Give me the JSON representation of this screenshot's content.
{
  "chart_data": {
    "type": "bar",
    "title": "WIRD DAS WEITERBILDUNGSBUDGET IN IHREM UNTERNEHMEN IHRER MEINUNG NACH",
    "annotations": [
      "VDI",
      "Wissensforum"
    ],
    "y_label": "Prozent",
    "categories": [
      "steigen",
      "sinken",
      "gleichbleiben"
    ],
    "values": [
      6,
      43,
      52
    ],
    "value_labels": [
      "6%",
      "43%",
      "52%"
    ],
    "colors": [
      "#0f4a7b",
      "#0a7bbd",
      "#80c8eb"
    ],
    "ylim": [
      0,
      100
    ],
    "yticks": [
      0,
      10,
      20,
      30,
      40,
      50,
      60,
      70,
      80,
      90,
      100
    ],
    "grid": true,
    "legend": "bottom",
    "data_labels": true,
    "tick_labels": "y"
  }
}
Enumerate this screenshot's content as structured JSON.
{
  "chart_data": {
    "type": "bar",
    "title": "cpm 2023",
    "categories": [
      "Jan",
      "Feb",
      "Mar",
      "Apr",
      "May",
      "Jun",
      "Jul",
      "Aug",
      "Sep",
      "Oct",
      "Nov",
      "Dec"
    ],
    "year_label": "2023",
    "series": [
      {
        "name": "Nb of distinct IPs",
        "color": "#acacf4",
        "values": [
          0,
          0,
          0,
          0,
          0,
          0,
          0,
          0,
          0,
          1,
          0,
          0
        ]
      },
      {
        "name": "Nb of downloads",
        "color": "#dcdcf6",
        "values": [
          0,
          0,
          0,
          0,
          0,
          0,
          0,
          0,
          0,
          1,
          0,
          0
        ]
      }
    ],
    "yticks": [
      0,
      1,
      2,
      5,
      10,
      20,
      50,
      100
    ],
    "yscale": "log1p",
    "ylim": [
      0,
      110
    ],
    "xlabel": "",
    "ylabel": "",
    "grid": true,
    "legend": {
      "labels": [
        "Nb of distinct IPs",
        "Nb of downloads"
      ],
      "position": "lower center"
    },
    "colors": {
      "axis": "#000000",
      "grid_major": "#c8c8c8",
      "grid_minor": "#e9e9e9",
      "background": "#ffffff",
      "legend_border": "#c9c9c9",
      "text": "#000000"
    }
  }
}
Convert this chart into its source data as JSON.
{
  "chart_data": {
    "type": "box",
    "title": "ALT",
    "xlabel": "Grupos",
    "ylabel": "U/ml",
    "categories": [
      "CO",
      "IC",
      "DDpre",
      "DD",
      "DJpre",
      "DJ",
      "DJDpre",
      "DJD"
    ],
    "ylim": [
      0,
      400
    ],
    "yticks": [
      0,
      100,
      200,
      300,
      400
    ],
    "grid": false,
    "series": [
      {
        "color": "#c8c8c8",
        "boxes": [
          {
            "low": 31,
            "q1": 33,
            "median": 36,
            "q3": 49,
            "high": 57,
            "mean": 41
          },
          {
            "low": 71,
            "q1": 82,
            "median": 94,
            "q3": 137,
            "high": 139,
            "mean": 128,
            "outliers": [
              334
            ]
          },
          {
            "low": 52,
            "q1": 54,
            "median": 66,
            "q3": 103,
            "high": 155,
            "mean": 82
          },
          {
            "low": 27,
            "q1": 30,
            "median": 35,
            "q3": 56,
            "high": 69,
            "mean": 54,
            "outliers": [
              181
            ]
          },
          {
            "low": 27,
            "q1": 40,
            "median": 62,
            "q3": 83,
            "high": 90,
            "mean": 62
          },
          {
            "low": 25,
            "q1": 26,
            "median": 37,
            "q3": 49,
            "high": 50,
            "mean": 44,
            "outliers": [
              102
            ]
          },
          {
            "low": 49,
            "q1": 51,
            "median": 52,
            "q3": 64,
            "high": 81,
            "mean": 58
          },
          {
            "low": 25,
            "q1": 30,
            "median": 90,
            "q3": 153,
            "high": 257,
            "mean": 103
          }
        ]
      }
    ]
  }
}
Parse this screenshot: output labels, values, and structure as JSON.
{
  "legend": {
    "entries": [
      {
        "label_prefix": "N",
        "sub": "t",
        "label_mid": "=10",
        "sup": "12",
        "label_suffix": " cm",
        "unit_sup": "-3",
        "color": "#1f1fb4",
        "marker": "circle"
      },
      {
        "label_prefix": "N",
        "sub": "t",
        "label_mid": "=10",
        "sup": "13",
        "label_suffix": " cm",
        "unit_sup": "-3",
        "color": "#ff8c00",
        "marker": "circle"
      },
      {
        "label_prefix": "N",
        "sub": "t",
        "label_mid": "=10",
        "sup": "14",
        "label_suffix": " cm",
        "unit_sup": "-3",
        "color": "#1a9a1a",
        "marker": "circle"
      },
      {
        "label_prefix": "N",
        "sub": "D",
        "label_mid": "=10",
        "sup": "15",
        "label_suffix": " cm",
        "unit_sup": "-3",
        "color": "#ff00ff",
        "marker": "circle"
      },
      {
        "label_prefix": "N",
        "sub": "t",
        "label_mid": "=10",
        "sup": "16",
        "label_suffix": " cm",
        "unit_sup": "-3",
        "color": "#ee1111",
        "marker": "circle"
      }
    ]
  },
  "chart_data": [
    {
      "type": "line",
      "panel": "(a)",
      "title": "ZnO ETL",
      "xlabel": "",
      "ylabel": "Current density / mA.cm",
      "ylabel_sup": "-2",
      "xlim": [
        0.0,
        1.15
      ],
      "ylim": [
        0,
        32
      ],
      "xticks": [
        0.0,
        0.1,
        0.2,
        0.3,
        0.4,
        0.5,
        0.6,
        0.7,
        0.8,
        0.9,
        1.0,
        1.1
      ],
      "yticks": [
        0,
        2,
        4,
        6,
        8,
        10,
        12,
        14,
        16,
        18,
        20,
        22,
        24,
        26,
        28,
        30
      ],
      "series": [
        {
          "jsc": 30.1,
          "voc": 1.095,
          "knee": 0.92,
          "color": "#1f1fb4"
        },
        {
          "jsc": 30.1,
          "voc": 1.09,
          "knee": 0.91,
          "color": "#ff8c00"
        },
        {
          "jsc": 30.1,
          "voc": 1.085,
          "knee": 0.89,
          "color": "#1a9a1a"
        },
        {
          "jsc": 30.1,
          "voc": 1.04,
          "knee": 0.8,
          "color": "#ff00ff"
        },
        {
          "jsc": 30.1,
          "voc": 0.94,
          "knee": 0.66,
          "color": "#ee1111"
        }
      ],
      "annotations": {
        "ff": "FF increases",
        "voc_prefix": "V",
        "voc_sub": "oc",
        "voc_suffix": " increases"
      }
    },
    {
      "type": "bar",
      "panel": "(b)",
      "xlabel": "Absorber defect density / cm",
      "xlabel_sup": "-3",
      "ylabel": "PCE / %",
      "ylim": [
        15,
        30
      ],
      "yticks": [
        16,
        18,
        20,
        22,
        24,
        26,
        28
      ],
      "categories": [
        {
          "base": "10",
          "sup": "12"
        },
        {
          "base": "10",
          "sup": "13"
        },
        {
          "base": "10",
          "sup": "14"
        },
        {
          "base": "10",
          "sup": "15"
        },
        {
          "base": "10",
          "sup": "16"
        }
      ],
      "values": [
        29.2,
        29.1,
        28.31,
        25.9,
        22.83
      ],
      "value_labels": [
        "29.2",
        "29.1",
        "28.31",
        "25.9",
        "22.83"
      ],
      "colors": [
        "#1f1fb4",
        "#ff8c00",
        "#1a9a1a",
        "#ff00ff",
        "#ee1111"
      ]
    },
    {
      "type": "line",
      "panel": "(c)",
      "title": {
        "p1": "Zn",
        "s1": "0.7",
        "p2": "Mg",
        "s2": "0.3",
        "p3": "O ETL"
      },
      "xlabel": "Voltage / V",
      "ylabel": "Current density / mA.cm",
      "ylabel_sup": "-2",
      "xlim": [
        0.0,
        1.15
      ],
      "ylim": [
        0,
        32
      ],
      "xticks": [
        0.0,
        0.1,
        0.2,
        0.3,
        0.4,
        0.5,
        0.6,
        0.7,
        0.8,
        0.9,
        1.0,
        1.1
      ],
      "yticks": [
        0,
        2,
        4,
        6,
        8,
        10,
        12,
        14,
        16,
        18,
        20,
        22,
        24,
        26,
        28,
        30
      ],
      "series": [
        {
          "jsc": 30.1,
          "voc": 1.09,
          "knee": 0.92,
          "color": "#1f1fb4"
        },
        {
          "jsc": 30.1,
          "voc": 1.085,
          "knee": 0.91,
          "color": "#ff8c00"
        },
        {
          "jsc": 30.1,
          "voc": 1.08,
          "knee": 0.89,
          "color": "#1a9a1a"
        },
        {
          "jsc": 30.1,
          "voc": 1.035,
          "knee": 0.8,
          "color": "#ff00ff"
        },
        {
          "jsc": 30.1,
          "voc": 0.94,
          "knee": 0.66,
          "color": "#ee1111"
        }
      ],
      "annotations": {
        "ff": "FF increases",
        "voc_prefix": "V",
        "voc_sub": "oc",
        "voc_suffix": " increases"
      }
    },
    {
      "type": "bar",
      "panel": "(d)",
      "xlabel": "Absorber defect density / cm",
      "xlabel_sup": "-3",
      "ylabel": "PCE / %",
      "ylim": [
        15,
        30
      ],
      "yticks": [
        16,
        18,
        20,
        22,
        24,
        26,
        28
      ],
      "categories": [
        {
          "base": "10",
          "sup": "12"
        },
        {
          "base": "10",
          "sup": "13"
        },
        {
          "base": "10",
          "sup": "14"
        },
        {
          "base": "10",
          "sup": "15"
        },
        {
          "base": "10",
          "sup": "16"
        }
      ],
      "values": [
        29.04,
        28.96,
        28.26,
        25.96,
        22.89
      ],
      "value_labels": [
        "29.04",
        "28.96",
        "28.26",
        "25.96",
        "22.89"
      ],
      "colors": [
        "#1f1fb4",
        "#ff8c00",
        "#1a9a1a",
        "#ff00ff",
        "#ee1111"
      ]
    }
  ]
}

**REQUIREMENT**
Say how many lines in the listing above include "downloads". Give nothing but the number.

**SOLVED PROBLEM**
2